━━ INPUT ━━

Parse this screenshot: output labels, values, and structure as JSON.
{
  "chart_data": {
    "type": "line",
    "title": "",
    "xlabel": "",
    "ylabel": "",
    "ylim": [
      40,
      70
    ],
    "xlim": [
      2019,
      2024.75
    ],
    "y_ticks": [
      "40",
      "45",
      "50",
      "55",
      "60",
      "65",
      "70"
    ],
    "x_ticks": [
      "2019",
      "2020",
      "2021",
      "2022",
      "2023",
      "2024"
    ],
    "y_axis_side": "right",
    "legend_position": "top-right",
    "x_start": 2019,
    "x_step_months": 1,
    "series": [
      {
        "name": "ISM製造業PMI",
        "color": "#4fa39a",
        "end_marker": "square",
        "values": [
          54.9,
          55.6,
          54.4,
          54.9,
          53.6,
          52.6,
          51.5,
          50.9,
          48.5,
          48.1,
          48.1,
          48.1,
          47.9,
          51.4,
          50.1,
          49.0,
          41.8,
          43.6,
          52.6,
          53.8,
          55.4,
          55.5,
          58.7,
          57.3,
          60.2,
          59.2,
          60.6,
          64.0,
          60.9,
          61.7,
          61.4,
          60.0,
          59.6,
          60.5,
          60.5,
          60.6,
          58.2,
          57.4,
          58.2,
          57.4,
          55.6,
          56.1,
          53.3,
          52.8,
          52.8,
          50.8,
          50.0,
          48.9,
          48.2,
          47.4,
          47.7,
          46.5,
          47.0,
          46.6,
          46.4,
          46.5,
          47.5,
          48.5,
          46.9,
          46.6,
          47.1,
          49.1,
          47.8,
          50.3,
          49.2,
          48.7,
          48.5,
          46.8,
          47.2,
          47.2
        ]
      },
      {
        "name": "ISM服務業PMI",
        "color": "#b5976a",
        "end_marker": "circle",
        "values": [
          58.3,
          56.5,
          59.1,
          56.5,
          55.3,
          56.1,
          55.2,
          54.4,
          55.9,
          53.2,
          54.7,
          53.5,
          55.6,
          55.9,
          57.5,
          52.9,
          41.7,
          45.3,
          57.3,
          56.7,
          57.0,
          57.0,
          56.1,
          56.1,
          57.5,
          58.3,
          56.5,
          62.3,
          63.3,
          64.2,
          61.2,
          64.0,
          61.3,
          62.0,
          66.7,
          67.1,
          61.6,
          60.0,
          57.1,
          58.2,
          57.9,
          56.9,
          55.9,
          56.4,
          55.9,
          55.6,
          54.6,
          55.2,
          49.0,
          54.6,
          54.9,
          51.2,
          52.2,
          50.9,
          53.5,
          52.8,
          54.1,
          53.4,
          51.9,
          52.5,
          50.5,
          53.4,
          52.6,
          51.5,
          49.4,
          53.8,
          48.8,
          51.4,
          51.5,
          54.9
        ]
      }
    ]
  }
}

━━━

**JOB:**
Repeat all the records. Match each line exactly.

**COMPLETED TASK:**
Parse this screenshot: output labels, values, and structure as JSON.
{
  "chart_data": {
    "type": "line",
    "title": "",
    "xlabel": "",
    "ylabel": "",
    "ylim": [
      40,
      70
    ],
    "xlim": [
      2019,
      2024.75
    ],
    "y_ticks": [
      "40",
      "45",
      "50",
      "55",
      "60",
      "65",
      "70"
    ],
    "x_ticks": [
      "2019",
      "2020",
      "2021",
      "2022",
      "2023",
      "2024"
    ],
    "y_axis_side": "right",
    "legend_position": "top-right",
    "x_start": 2019,
    "x_step_months": 1,
    "series": [
      {
        "name": "ISM製造業PMI",
        "color": "#4fa39a",
        "end_marker": "square",
        "values": [
          54.9,
          55.6,
          54.4,
          54.9,
          53.6,
          52.6,
          51.5,
          50.9,
          48.5,
          48.1,
          48.1,
          48.1,
          47.9,
          51.4,
          50.1,
          49.0,
          41.8,
          43.6,
          52.6,
          53.8,
          55.4,
          55.5,
          58.7,
          57.3,
          60.2,
          59.2,
          60.6,
          64.0,
          60.9,
          61.7,
          61.4,
          60.0,
          59.6,
          60.5,
          60.5,
          60.6,
          58.2,
          57.4,
          58.2,
          57.4,
          55.6,
          56.1,
          53.3,
          52.8,
          52.8,
          50.8,
          50.0,
          48.9,
          48.2,
          47.4,
          47.7,
          46.5,
          47.0,
          46.6,
          46.4,
          46.5,
          47.5,
          48.5,
          46.9,
          46.6,
          47.1,
          49.1,
          47.8,
          50.3,
          49.2,
          48.7,
          48.5,
          46.8,
          47.2,
          47.2
        ]
      },
      {
        "name": "ISM服務業PMI",
        "color": "#b5976a",
        "end_marker": "circle",
        "values": [
          58.3,
          56.5,
          59.1,
          56.5,
          55.3,
          56.1,
          55.2,
          54.4,
          55.9,
          53.2,
          54.7,
          53.5,
          55.6,
          55.9,
          57.5,
          52.9,
          41.7,
          45.3,
          57.3,
          56.7,
          57.0,
          57.0,
          56.1,
          56.1,
          57.5,
          58.3,
          56.5,
          62.3,
          63.3,
          64.2,
          61.2,
          64.0,
          61.3,
          62.0,
          66.7,
          67.1,
          61.6,
          60.0,
          57.1,
          58.2,
          57.9,
          56.9,
          55.9,
          56.4,
          55.9,
          55.6,
          54.6,
          55.2,
          49.0,
          54.6,
          54.9,
          51.2,
          52.2,
          50.9,
          53.5,
          52.8,
          54.1,
          53.4,
          51.9,
          52.5,
          50.5,
          53.4,
          52.6,
          51.5,
          49.4,
          53.8,
          48.8,
          51.4,
          51.5,
          54.9
        ]
      }
    ]
  }
}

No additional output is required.